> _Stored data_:
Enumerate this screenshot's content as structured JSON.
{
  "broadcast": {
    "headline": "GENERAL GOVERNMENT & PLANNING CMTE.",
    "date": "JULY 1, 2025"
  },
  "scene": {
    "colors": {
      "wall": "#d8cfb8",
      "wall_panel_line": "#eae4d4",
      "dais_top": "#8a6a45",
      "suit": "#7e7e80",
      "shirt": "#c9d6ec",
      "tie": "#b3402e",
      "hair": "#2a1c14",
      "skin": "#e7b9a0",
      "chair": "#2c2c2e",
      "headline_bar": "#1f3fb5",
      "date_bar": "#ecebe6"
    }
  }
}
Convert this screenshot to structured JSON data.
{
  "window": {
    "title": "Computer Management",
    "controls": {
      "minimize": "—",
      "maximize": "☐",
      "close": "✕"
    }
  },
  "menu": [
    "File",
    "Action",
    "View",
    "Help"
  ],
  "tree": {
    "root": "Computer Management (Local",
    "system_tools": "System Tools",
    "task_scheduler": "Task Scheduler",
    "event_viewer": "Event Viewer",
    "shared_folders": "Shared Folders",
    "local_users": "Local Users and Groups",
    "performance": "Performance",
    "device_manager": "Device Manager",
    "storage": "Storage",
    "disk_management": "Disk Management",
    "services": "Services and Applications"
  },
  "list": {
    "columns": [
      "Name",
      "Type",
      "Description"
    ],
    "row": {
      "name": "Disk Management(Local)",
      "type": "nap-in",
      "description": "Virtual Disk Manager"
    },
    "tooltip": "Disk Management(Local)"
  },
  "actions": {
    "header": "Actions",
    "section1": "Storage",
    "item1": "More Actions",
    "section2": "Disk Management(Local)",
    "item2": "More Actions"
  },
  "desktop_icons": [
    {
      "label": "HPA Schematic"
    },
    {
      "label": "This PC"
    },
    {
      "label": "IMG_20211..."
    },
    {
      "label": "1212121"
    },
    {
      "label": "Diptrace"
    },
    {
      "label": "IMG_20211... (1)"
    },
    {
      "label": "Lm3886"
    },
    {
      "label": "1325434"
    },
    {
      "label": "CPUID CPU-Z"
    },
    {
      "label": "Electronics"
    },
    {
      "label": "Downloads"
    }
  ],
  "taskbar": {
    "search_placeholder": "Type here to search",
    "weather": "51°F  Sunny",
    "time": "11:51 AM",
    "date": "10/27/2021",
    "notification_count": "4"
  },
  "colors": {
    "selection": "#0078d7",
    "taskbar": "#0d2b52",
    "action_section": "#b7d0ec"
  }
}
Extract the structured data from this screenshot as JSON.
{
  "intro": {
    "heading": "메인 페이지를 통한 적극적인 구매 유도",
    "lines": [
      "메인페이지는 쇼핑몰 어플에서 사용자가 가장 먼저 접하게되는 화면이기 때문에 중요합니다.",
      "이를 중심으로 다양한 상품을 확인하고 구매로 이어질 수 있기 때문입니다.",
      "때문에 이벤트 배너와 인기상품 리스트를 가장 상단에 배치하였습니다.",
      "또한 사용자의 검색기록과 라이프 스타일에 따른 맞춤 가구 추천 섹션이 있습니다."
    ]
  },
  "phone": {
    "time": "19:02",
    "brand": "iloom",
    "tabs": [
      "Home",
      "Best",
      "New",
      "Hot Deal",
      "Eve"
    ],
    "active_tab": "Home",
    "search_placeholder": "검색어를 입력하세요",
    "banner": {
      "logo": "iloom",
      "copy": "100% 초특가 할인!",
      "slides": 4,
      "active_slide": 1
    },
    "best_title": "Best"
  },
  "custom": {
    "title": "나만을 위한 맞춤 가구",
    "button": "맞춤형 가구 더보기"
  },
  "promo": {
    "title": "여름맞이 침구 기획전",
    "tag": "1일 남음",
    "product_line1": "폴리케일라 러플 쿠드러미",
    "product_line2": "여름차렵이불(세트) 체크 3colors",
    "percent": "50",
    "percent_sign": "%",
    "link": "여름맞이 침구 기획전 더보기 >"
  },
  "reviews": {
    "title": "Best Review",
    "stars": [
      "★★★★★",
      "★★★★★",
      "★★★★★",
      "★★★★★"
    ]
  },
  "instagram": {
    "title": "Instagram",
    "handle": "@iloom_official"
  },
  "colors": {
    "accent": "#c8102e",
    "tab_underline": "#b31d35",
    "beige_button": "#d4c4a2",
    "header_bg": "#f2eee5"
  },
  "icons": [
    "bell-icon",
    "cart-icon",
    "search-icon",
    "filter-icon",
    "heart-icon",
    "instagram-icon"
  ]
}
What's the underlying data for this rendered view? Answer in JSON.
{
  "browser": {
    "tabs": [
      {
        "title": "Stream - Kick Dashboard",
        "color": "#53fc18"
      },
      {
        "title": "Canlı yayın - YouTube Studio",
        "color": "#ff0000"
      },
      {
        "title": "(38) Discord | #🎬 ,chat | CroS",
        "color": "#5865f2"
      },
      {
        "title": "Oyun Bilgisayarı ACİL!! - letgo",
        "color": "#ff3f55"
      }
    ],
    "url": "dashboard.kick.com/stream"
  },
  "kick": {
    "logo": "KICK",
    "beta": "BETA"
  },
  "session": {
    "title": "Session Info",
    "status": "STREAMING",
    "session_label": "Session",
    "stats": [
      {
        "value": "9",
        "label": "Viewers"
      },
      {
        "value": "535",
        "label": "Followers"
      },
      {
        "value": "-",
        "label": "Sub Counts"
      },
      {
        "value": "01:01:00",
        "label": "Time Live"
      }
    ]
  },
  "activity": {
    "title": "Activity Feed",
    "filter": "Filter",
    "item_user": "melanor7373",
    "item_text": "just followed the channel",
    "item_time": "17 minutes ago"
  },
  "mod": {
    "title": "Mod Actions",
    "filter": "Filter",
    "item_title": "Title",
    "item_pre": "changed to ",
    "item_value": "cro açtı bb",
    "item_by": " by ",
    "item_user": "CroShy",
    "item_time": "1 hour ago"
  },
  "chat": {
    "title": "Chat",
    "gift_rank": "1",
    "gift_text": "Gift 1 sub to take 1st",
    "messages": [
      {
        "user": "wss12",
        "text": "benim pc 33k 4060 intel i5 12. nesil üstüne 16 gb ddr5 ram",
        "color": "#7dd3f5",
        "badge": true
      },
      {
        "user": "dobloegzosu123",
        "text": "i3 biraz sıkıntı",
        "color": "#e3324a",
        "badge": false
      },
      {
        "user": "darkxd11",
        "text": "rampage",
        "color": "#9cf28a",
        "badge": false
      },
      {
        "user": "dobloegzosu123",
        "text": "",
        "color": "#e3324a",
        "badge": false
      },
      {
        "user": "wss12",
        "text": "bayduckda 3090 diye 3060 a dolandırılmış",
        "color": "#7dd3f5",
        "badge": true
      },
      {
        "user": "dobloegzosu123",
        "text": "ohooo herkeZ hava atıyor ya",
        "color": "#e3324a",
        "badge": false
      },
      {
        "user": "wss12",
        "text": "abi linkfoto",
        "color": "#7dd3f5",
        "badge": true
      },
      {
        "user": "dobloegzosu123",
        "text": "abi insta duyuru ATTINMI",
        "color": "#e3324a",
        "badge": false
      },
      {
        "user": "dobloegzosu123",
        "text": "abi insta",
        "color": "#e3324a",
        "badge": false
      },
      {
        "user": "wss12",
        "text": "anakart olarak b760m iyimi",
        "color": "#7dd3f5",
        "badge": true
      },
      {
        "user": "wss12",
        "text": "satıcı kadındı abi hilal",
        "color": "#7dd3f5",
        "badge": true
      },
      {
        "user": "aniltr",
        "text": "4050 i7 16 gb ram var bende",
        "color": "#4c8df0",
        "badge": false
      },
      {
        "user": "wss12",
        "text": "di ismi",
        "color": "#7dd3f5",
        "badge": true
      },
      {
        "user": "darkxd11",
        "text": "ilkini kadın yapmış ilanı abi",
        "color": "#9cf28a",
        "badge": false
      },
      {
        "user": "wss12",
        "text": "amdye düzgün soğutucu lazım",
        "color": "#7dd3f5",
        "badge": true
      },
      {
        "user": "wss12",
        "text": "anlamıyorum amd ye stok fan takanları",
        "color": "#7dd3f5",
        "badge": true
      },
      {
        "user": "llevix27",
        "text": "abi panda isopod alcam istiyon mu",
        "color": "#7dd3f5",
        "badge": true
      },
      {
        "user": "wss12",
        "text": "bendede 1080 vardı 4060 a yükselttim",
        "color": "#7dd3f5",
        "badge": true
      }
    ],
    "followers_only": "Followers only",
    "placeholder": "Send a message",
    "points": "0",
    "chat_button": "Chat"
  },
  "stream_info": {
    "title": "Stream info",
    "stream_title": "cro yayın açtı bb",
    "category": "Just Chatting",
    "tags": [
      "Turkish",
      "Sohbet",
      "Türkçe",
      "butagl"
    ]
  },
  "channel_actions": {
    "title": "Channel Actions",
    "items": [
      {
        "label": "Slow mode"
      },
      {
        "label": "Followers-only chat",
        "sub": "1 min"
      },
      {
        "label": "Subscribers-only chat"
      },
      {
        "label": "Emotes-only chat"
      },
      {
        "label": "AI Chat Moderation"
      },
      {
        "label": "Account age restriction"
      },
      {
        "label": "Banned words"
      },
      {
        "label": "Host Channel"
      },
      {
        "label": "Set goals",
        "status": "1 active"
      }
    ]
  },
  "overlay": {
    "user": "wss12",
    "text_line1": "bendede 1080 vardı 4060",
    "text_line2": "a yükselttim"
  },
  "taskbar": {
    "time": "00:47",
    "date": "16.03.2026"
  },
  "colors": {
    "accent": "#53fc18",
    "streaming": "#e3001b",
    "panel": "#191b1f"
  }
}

> _Your instructions_:
In the records, locate each line holding the string "More" and copy it.

> _Written solution_:
    "item1": "More Actions",
    "item2": "More Actions"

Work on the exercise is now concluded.